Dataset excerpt

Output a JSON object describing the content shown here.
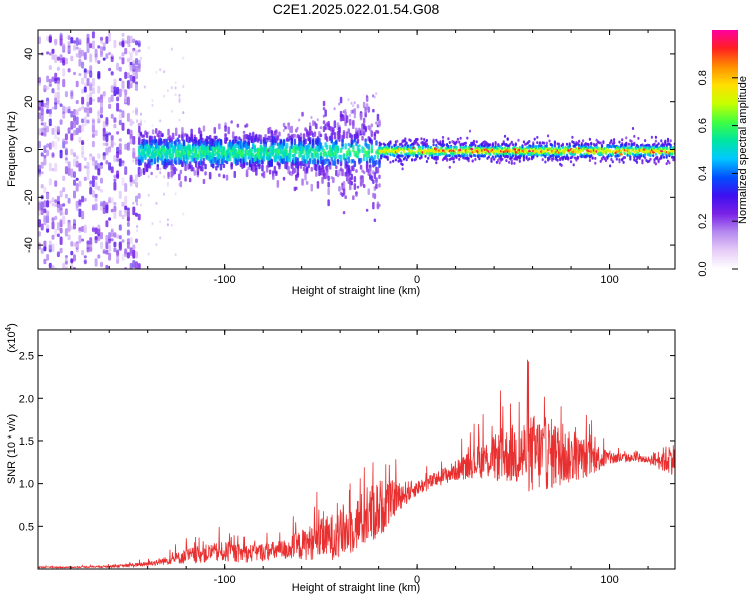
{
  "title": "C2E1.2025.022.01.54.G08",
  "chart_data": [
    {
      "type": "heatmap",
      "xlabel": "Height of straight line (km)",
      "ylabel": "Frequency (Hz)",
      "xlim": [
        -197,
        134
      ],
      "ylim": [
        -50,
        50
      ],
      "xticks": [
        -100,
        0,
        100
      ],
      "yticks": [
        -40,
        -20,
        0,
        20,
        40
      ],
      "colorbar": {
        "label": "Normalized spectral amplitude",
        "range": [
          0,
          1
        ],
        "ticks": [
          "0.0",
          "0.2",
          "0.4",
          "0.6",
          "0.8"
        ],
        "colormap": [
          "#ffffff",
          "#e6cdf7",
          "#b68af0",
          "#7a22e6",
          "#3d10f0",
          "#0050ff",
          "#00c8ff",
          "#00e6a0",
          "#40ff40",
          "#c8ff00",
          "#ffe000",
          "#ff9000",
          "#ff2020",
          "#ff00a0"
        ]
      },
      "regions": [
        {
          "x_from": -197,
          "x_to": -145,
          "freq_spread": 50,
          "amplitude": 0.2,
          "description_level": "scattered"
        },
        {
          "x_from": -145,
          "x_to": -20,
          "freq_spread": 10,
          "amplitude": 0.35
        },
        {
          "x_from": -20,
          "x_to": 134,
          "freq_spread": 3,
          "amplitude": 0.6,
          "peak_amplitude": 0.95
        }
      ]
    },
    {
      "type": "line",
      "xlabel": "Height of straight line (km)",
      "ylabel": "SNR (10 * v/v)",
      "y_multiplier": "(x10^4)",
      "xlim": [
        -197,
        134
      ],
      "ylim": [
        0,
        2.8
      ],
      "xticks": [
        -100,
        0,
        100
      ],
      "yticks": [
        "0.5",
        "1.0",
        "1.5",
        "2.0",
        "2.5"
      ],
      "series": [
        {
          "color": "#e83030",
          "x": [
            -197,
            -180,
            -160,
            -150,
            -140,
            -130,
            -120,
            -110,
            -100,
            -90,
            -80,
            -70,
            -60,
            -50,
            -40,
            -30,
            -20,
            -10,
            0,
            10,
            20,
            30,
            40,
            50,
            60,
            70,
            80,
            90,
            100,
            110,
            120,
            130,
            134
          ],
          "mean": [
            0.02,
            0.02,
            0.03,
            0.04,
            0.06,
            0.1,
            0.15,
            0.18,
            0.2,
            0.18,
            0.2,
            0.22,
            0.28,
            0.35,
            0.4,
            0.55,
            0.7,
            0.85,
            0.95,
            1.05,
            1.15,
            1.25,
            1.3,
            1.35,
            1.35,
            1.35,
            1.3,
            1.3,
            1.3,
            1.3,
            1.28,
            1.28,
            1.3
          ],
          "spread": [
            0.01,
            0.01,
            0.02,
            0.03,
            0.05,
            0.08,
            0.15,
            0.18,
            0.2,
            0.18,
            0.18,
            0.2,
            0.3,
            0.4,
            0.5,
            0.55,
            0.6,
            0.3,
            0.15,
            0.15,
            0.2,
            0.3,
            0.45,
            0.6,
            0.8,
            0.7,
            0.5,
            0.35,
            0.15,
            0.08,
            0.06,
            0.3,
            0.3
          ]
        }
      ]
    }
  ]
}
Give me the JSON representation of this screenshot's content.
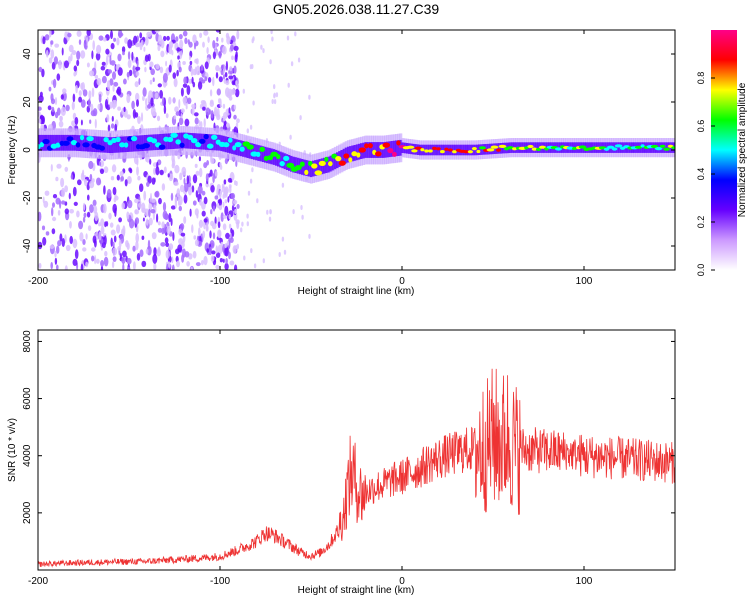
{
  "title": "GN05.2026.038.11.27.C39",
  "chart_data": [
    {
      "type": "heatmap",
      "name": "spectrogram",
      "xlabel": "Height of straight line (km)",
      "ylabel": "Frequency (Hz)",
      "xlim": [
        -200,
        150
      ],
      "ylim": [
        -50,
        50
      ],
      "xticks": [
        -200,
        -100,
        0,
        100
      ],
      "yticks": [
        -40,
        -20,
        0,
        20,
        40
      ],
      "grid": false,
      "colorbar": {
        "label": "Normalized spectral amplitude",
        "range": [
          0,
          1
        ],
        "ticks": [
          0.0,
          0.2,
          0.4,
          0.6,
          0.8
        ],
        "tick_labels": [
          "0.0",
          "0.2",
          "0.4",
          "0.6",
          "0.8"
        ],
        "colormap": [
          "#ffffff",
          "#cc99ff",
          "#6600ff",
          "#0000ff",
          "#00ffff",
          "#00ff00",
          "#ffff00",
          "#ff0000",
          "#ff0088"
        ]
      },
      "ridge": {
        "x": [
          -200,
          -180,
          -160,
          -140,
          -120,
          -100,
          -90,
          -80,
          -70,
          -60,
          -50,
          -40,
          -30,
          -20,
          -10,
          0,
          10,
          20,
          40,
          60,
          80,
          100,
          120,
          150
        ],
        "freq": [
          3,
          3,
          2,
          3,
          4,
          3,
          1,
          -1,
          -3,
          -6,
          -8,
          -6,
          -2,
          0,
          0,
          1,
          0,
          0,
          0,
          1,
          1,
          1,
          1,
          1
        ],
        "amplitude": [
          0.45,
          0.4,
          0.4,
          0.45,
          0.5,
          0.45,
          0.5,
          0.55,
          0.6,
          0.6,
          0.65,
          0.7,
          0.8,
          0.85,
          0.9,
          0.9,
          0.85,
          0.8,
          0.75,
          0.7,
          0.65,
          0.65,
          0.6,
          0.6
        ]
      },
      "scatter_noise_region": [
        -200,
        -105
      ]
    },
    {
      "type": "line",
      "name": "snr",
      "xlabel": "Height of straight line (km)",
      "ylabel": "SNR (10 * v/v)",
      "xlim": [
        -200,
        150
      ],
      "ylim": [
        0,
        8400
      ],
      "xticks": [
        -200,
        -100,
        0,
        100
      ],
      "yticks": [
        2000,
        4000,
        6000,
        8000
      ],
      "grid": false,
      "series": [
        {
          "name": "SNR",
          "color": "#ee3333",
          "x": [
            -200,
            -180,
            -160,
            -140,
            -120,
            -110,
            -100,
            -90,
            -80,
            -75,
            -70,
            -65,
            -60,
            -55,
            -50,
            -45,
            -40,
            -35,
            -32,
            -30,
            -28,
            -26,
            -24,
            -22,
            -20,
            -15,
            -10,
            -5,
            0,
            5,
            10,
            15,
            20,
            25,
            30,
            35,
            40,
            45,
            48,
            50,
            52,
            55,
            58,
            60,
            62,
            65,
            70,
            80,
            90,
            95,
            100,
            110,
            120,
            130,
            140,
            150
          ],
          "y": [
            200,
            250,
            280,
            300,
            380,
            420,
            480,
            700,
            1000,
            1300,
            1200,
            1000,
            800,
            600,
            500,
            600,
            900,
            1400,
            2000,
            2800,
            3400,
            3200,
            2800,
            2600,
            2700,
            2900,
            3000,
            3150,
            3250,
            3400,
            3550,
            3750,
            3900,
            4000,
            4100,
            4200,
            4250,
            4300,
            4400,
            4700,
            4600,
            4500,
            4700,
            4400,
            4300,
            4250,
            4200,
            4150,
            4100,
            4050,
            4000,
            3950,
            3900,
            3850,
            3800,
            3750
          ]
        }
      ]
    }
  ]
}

GIVEN REQUEST:
Give the number of lines above that hold the word "title", and nothing more.

RESPONSE TO THE EXERCISE:
2